DATA FOR PROCESSING:
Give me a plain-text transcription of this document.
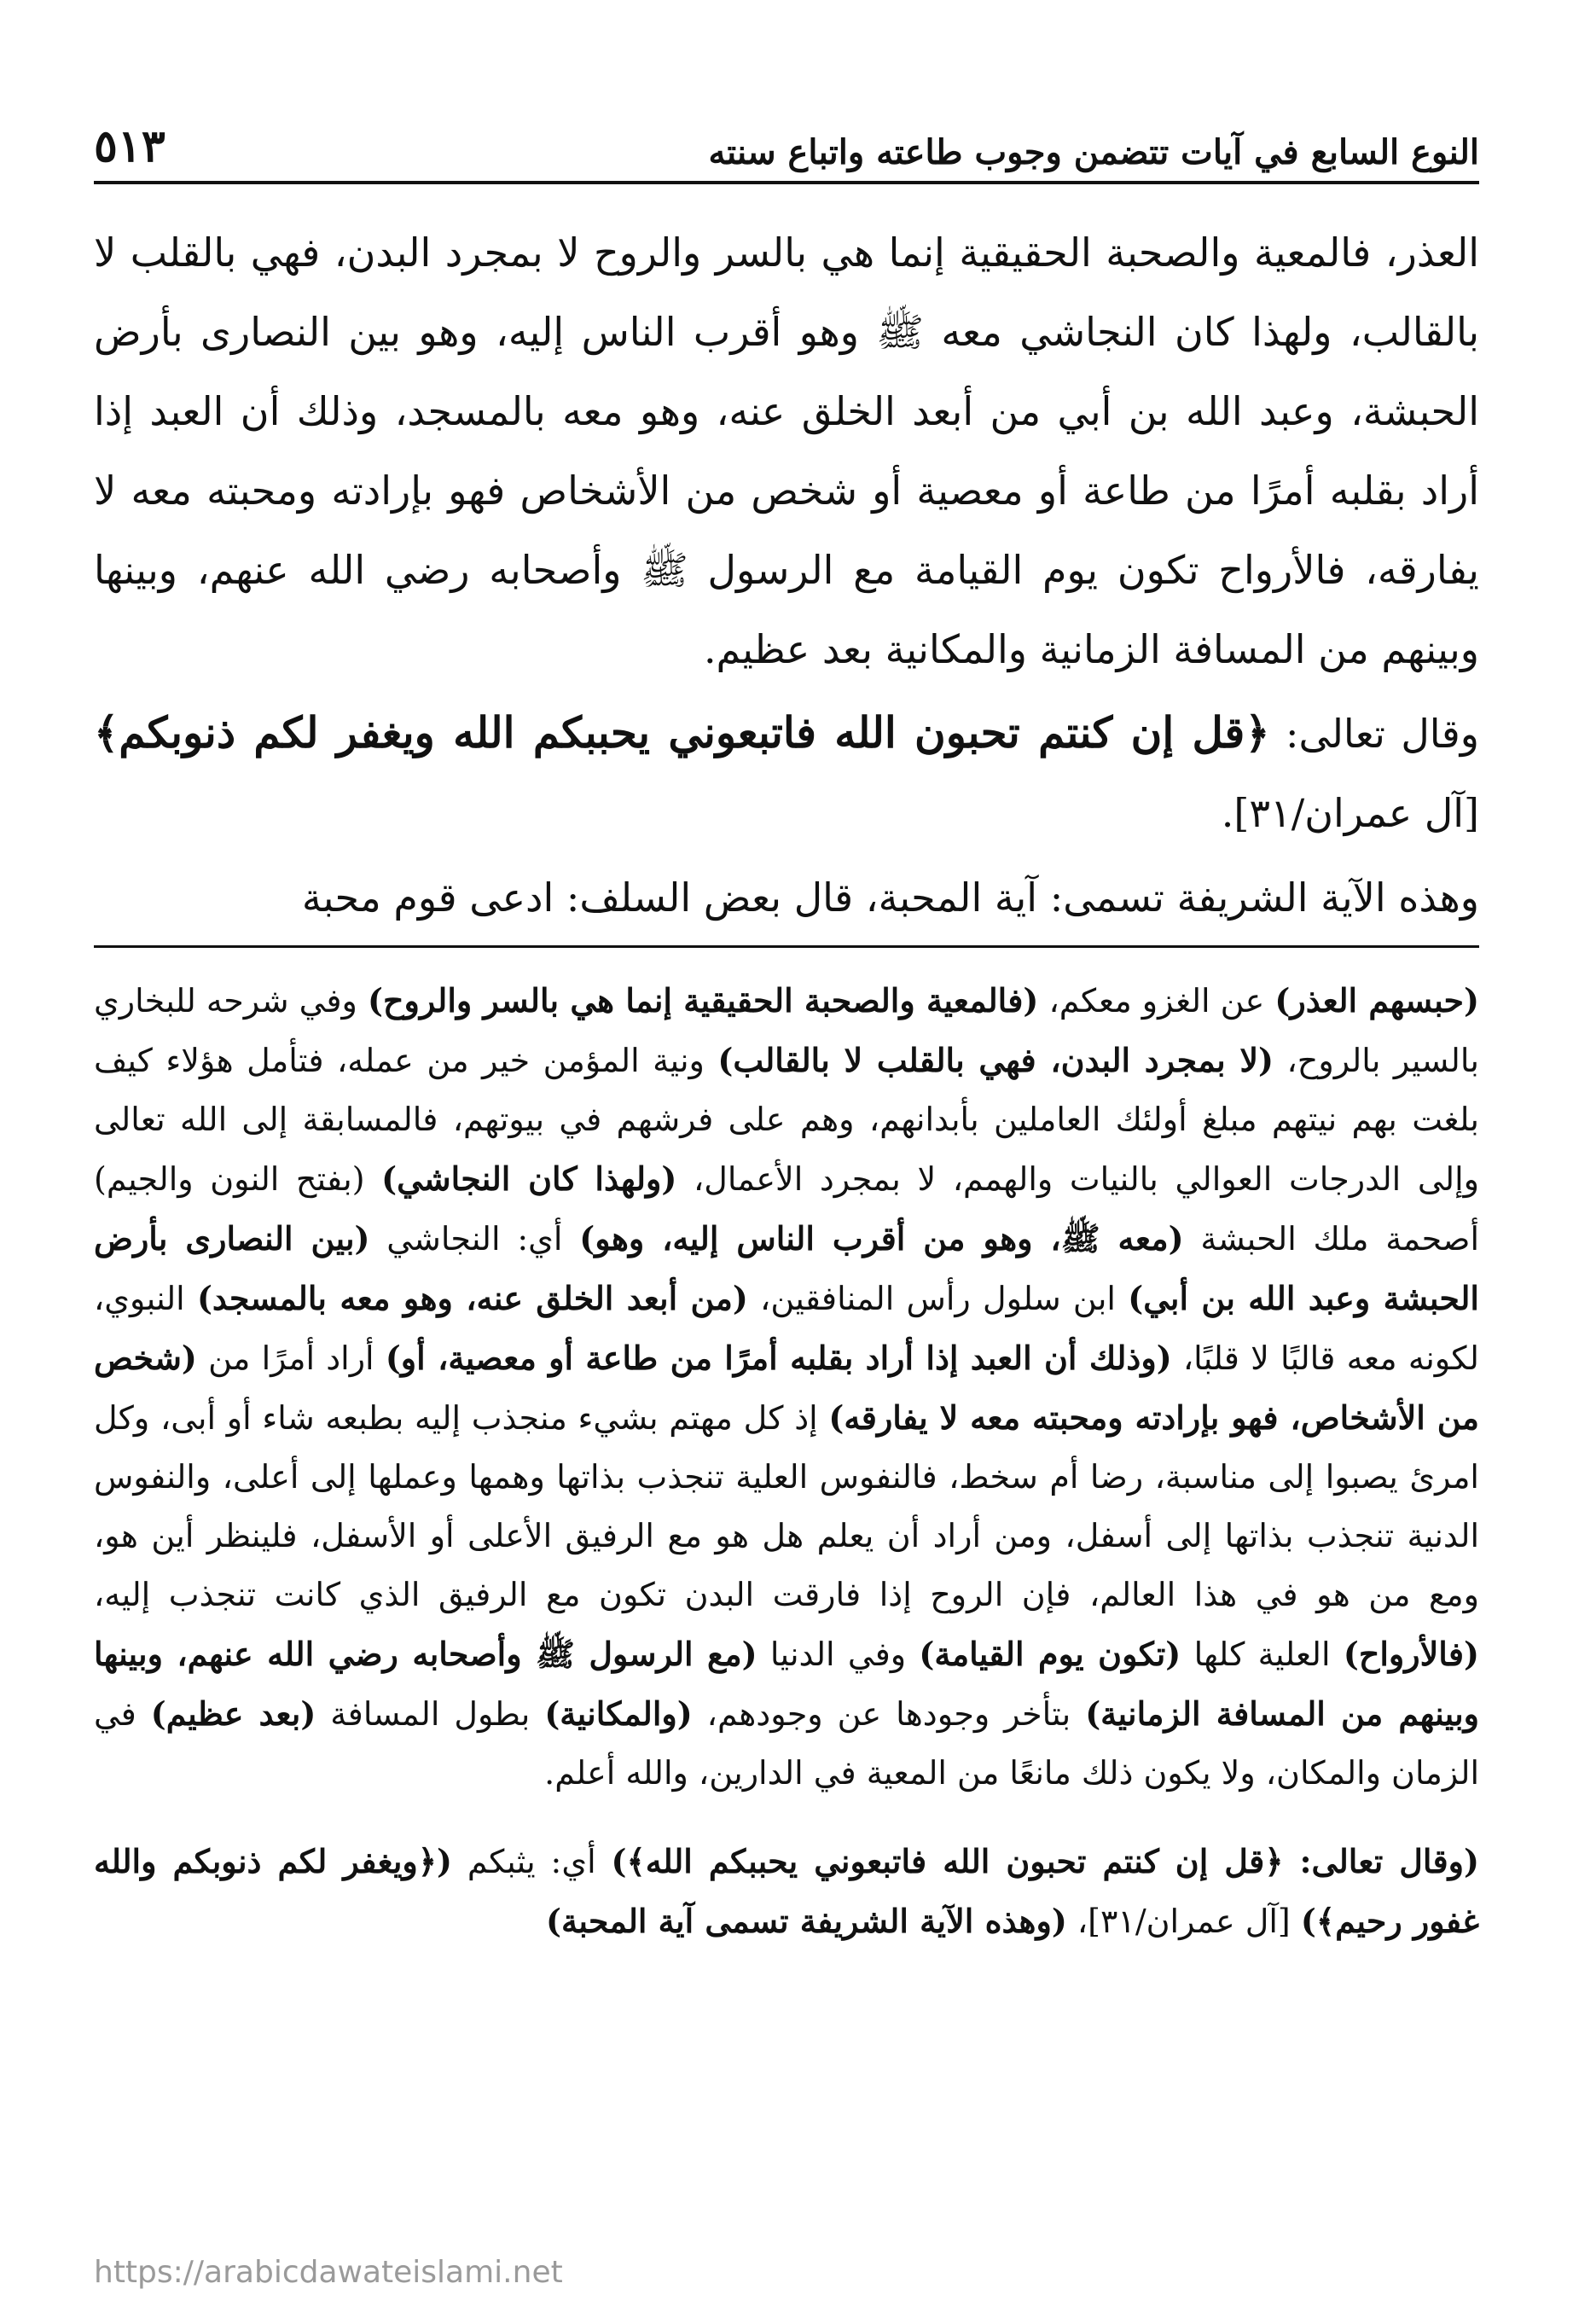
النوع السابع في آيات تتضمن وجوب طاعته واتباع سنته
٥١٣

العذر، فالمعية والصحبة الحقيقية إنما هي بالسر والروح لا بمجرد البدن، فهي بالقلب لا بالقالب، ولهذا كان النجاشي معه ﷺ وهو أقرب الناس إليه، وهو بين النصارى بأرض الحبشة، وعبد الله بن أبي من أبعد الخلق عنه، وهو معه بالمسجد، وذلك أن العبد إذا أراد بقلبه أمرًا من طاعة أو معصية أو شخص من الأشخاص فهو بإرادته ومحبته معه لا يفارقه، فالأرواح تكون يوم القيامة مع الرسول ﷺ وأصحابه رضي الله عنهم، وبينها وبينهم من المسافة الزمانية والمكانية بعد عظيم.

وقال تعالى: ﴿قل إن كنتم تحبون الله فاتبعوني يحببكم الله ويغفر لكم ذنوبكم﴾ [آل عمران/٣١].

وهذه الآية الشريفة تسمى: آية المحبة، قال بعض السلف: ادعى قوم محبة

(حبسهم العذر) عن الغزو معكم، (فالمعية والصحبة الحقيقية إنما هي بالسر والروح) وفي شرحه للبخاري بالسير بالروح، (لا بمجرد البدن، فهي بالقلب لا بالقالب) ونية المؤمن خير من عمله، فتأمل هؤلاء كيف بلغت بهم نيتهم مبلغ أولئك العاملين بأبدانهم، وهم على فرشهم في بيوتهم، فالمسابقة إلى الله تعالى وإلى الدرجات العوالي بالنيات والهمم، لا بمجرد الأعمال، (ولهذا كان النجاشي) (بفتح النون والجيم) أصحمة ملك الحبشة (معه ﷺ، وهو من أقرب الناس إليه، وهو) أي: النجاشي (بين النصارى بأرض الحبشة وعبد الله بن أبي) ابن سلول رأس المنافقين، (من أبعد الخلق عنه، وهو معه بالمسجد) النبوي، لكونه معه قالبًا لا قلبًا، (وذلك أن العبد إذا أراد بقلبه أمرًا من طاعة أو معصية، أو) أراد أمرًا من (شخص من الأشخاص، فهو بإرادته ومحبته معه لا يفارقه) إذ كل مهتم بشيء منجذب إليه بطبعه شاء أو أبى، وكل امرئ يصبوا إلى مناسبة، رضا أم سخط، فالنفوس العلية تنجذب بذاتها وهمها وعملها إلى أعلى، والنفوس الدنية تنجذب بذاتها إلى أسفل، ومن أراد أن يعلم هل هو مع الرفيق الأعلى أو الأسفل، فلينظر أين هو، ومع من هو في هذا العالم، فإن الروح إذا فارقت البدن تكون مع الرفيق الذي كانت تنجذب إليه، (فالأرواح) العلية كلها (تكون يوم القيامة) وفي الدنيا (مع الرسول ﷺ وأصحابه رضي الله عنهم، وبينها وبينهم من المسافة الزمانية) بتأخر وجودها عن وجودهم، (والمكانية) بطول المسافة (بعد عظيم) في الزمان والمكان، ولا يكون ذلك مانعًا من المعية في الدارين، والله أعلم.

(وقال تعالى: ﴿قل إن كنتم تحبون الله فاتبعوني يحببكم الله﴾) أي: يثبكم (﴿ويغفر لكم ذنوبكم والله غفور رحيم﴾) [آل عمران/٣١]، (وهذه الآية الشريفة تسمى آية المحبة)

https://arabicdawateislami.net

EXERCISE AIM: Select the lines that carry the string "تحبون" and copy them.

WRITTEN ANSWER:
وقال تعالى: ﴿قل إن كنتم تحبون الله فاتبعوني يحببكم الله ويغفر لكم ذنوبكم﴾ [آل عمران/٣١].
(وقال تعالى: ﴿قل إن كنتم تحبون الله فاتبعوني يحببكم الله﴾) أي: يثبكم (﴿ويغفر لكم ذنوبكم والله غفور رحيم﴾) [آل عمران/٣١]، (وهذه الآية الشريفة تسمى آية المحبة)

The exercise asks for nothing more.